WORK TO COMPLETE
Take down each entry exactly as written.

--- begin RECORDED DATA ---

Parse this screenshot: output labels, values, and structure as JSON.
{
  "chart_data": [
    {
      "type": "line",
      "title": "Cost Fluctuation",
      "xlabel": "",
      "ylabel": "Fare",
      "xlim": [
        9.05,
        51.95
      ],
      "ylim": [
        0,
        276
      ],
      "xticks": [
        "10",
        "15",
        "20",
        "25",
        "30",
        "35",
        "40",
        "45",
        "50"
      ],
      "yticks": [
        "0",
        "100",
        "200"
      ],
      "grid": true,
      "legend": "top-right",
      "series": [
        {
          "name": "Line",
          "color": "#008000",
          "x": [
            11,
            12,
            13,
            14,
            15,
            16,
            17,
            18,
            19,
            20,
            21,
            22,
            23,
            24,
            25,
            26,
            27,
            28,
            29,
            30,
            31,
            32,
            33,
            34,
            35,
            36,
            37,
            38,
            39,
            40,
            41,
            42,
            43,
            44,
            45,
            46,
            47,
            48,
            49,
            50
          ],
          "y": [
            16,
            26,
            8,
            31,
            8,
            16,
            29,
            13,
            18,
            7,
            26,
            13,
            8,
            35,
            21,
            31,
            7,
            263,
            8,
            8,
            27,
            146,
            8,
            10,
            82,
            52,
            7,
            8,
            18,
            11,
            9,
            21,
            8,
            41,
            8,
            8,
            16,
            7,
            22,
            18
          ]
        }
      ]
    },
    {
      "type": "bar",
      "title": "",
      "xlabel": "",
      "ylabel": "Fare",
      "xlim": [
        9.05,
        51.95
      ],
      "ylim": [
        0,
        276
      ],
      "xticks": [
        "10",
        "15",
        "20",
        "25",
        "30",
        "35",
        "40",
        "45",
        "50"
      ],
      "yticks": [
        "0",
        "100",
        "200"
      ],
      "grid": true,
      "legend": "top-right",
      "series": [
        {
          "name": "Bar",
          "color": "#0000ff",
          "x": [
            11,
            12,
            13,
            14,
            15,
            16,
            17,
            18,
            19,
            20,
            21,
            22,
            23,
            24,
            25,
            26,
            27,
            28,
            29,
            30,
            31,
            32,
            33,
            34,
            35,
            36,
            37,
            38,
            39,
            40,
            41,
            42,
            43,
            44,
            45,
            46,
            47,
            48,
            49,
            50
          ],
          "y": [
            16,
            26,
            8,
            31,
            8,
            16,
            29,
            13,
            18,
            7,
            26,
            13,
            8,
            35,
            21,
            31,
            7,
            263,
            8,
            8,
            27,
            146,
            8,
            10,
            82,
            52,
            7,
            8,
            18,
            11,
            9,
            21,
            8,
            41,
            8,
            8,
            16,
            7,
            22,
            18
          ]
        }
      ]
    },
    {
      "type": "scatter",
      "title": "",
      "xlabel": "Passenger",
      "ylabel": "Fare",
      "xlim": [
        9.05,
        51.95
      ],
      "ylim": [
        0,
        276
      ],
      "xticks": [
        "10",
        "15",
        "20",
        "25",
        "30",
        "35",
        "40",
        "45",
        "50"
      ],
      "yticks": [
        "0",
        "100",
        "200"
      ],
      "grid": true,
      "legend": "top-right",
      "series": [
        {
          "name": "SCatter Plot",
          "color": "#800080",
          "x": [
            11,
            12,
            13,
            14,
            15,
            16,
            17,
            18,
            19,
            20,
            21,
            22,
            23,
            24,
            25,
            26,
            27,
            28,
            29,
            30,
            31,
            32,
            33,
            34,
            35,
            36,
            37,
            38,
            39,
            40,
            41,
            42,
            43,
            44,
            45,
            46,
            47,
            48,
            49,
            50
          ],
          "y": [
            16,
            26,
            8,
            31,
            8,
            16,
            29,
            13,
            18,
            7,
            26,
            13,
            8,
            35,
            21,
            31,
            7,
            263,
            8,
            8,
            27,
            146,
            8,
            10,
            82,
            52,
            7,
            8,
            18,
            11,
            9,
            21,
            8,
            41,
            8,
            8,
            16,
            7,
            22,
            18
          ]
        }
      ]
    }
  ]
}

--- end RECORDED DATA ---

TASK RESPONSE
Parse this screenshot: output labels, values, and structure as JSON.
{
  "chart_data": [
    {
      "type": "line",
      "title": "Cost Fluctuation",
      "xlabel": "",
      "ylabel": "Fare",
      "xlim": [
        9.05,
        51.95
      ],
      "ylim": [
        0,
        276
      ],
      "xticks": [
        "10",
        "15",
        "20",
        "25",
        "30",
        "35",
        "40",
        "45",
        "50"
      ],
      "yticks": [
        "0",
        "100",
        "200"
      ],
      "grid": true,
      "legend": "top-right",
      "series": [
        {
          "name": "Line",
          "color": "#008000",
          "x": [
            11,
            12,
            13,
            14,
            15,
            16,
            17,
            18,
            19,
            20,
            21,
            22,
            23,
            24,
            25,
            26,
            27,
            28,
            29,
            30,
            31,
            32,
            33,
            34,
            35,
            36,
            37,
            38,
            39,
            40,
            41,
            42,
            43,
            44,
            45,
            46,
            47,
            48,
            49,
            50
          ],
          "y": [
            16,
            26,
            8,
            31,
            8,
            16,
            29,
            13,
            18,
            7,
            26,
            13,
            8,
            35,
            21,
            31,
            7,
            263,
            8,
            8,
            27,
            146,
            8,
            10,
            82,
            52,
            7,
            8,
            18,
            11,
            9,
            21,
            8,
            41,
            8,
            8,
            16,
            7,
            22,
            18
          ]
        }
      ]
    },
    {
      "type": "bar",
      "title": "",
      "xlabel": "",
      "ylabel": "Fare",
      "xlim": [
        9.05,
        51.95
      ],
      "ylim": [
        0,
        276
      ],
      "xticks": [
        "10",
        "15",
        "20",
        "25",
        "30",
        "35",
        "40",
        "45",
        "50"
      ],
      "yticks": [
        "0",
        "100",
        "200"
      ],
      "grid": true,
      "legend": "top-right",
      "series": [
        {
          "name": "Bar",
          "color": "#0000ff",
          "x": [
            11,
            12,
            13,
            14,
            15,
            16,
            17,
            18,
            19,
            20,
            21,
            22,
            23,
            24,
            25,
            26,
            27,
            28,
            29,
            30,
            31,
            32,
            33,
            34,
            35,
            36,
            37,
            38,
            39,
            40,
            41,
            42,
            43,
            44,
            45,
            46,
            47,
            48,
            49,
            50
          ],
          "y": [
            16,
            26,
            8,
            31,
            8,
            16,
            29,
            13,
            18,
            7,
            26,
            13,
            8,
            35,
            21,
            31,
            7,
            263,
            8,
            8,
            27,
            146,
            8,
            10,
            82,
            52,
            7,
            8,
            18,
            11,
            9,
            21,
            8,
            41,
            8,
            8,
            16,
            7,
            22,
            18
          ]
        }
      ]
    },
    {
      "type": "scatter",
      "title": "",
      "xlabel": "Passenger",
      "ylabel": "Fare",
      "xlim": [
        9.05,
        51.95
      ],
      "ylim": [
        0,
        276
      ],
      "xticks": [
        "10",
        "15",
        "20",
        "25",
        "30",
        "35",
        "40",
        "45",
        "50"
      ],
      "yticks": [
        "0",
        "100",
        "200"
      ],
      "grid": true,
      "legend": "top-right",
      "series": [
        {
          "name": "SCatter Plot",
          "color": "#800080",
          "x": [
            11,
            12,
            13,
            14,
            15,
            16,
            17,
            18,
            19,
            20,
            21,
            22,
            23,
            24,
            25,
            26,
            27,
            28,
            29,
            30,
            31,
            32,
            33,
            34,
            35,
            36,
            37,
            38,
            39,
            40,
            41,
            42,
            43,
            44,
            45,
            46,
            47,
            48,
            49,
            50
          ],
          "y": [
            16,
            26,
            8,
            31,
            8,
            16,
            29,
            13,
            18,
            7,
            26,
            13,
            8,
            35,
            21,
            31,
            7,
            263,
            8,
            8,
            27,
            146,
            8,
            10,
            82,
            52,
            7,
            8,
            18,
            11,
            9,
            21,
            8,
            41,
            8,
            8,
            16,
            7,
            22,
            18
          ]
        }
      ]
    }
  ]
}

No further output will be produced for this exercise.